## WHAT YOU NEED TO DO
Return every line of the items below verbatim, omitting the pictures.
====== EXERCISE MATERIALS ======
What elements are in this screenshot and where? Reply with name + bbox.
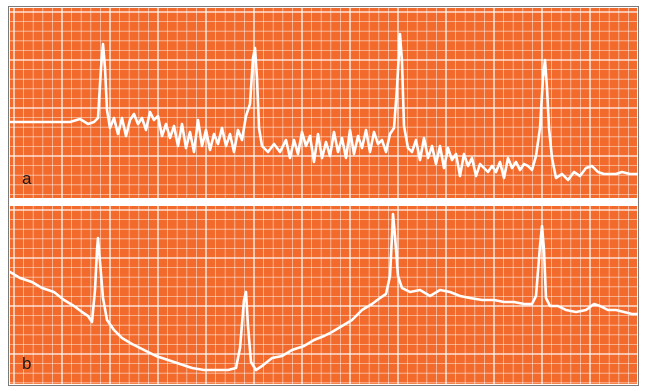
panel-label-a: a: [22, 169, 32, 188]
ecg-strip-a-svg: [10, 8, 637, 198]
strip-a-grid: [10, 8, 637, 198]
ecg-strip-b-svg: [10, 206, 637, 384]
strip-a-paper: [10, 8, 637, 198]
strip-b-trace: [10, 212, 637, 372]
ecg-strip-a: [10, 8, 637, 198]
ecg-strip-b: [10, 206, 637, 384]
strip-a-trace: [10, 32, 637, 182]
panel-label-b: b: [22, 354, 32, 373]
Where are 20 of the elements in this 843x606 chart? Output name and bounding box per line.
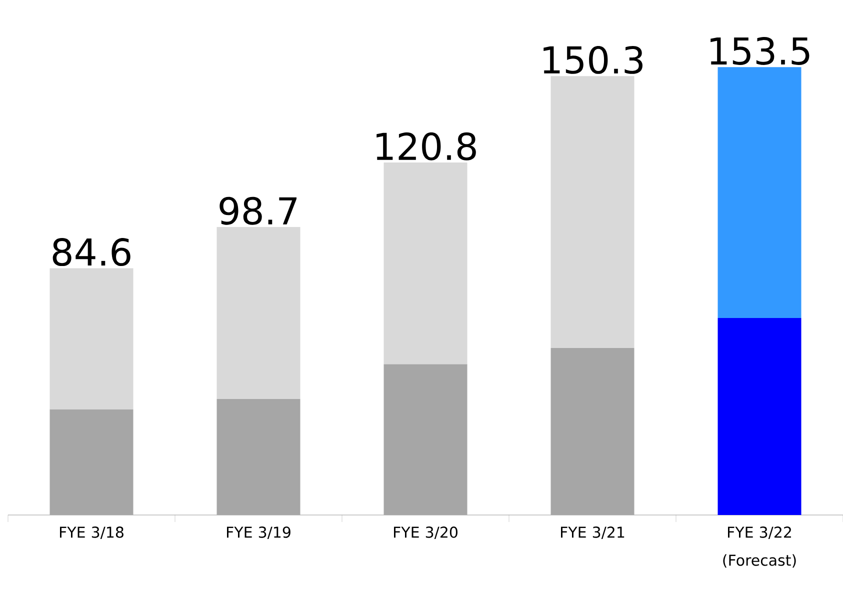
x-tick-label: FYE 3/20 <box>394 526 458 540</box>
bar <box>718 67 802 318</box>
x-tick-label: FYE 3/18 <box>60 526 124 540</box>
annotation: 84.6 <box>52 238 130 266</box>
bar <box>50 409 134 515</box>
bar <box>384 162 468 364</box>
annotation: 153.5 <box>710 36 810 65</box>
bar <box>550 348 634 515</box>
x-tick-label: FYE 3/22 (Forecast) <box>723 526 796 568</box>
bar <box>50 268 134 410</box>
bar <box>384 364 468 515</box>
bar <box>216 399 300 515</box>
annotation: 98.7 <box>220 196 297 225</box>
bar <box>550 76 634 348</box>
annotation: 120.8 <box>376 132 476 160</box>
annotation: 150.3 <box>544 46 642 74</box>
x-tick-label: FYE 3/19 <box>227 526 290 540</box>
bar <box>718 318 802 515</box>
bar <box>216 227 300 400</box>
x-tick-label: FYE 3/21 <box>561 526 624 540</box>
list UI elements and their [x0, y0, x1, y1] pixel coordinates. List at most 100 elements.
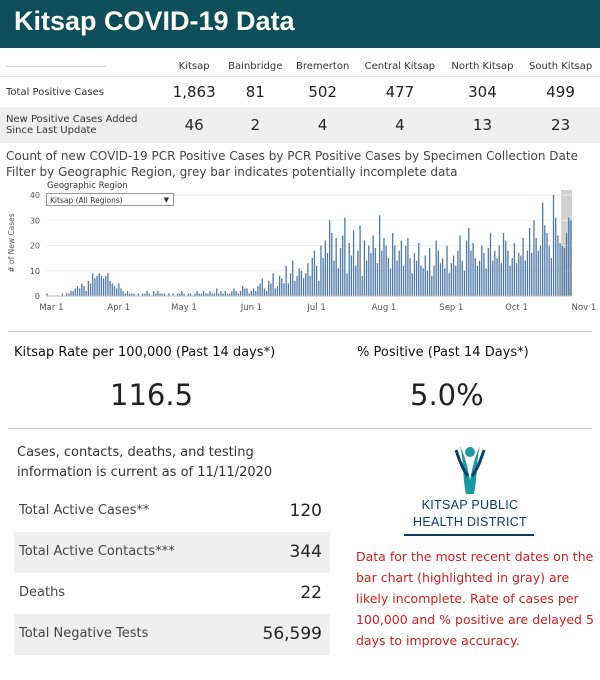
======
## EXPECTED ANSWER
What elements are in this screenshot and where? Reply with name + bbox.
panel-label-a: a: [22, 169, 32, 188]
ecg-strip-a-svg: [10, 8, 637, 198]
strip-a-grid: [10, 8, 637, 198]
ecg-strip-b-svg: [10, 206, 637, 384]
strip-a-paper: [10, 8, 637, 198]
strip-b-trace: [10, 212, 637, 372]
ecg-strip-a: [10, 8, 637, 198]
ecg-strip-b: [10, 206, 637, 384]
strip-a-trace: [10, 32, 637, 182]
panel-label-b: b: [22, 354, 32, 373]
Where are 20 of the elements in this 843x606 chart? Output name and bounding box per line.
x-tick-label: FYE 3/20 <box>394 526 458 540</box>
bar <box>718 67 802 318</box>
x-tick-label: FYE 3/18 <box>60 526 124 540</box>
annotation: 84.6 <box>52 238 130 266</box>
bar <box>50 409 134 515</box>
bar <box>384 162 468 364</box>
annotation: 153.5 <box>710 36 810 65</box>
bar <box>550 348 634 515</box>
x-tick-label: FYE 3/22 (Forecast) <box>723 526 796 568</box>
bar <box>50 268 134 410</box>
bar <box>384 364 468 515</box>
bar <box>216 399 300 515</box>
annotation: 98.7 <box>220 196 297 225</box>
bar <box>550 76 634 348</box>
annotation: 120.8 <box>376 132 476 160</box>
annotation: 150.3 <box>544 46 642 74</box>
x-tick-label: FYE 3/19 <box>227 526 290 540</box>
bar <box>718 318 802 515</box>
bar <box>216 227 300 400</box>
x-tick-label: FYE 3/21 <box>561 526 624 540</box>
list UI elements and their [x0, y0, x1, y1] pixel coordinates. List at most 100 elements.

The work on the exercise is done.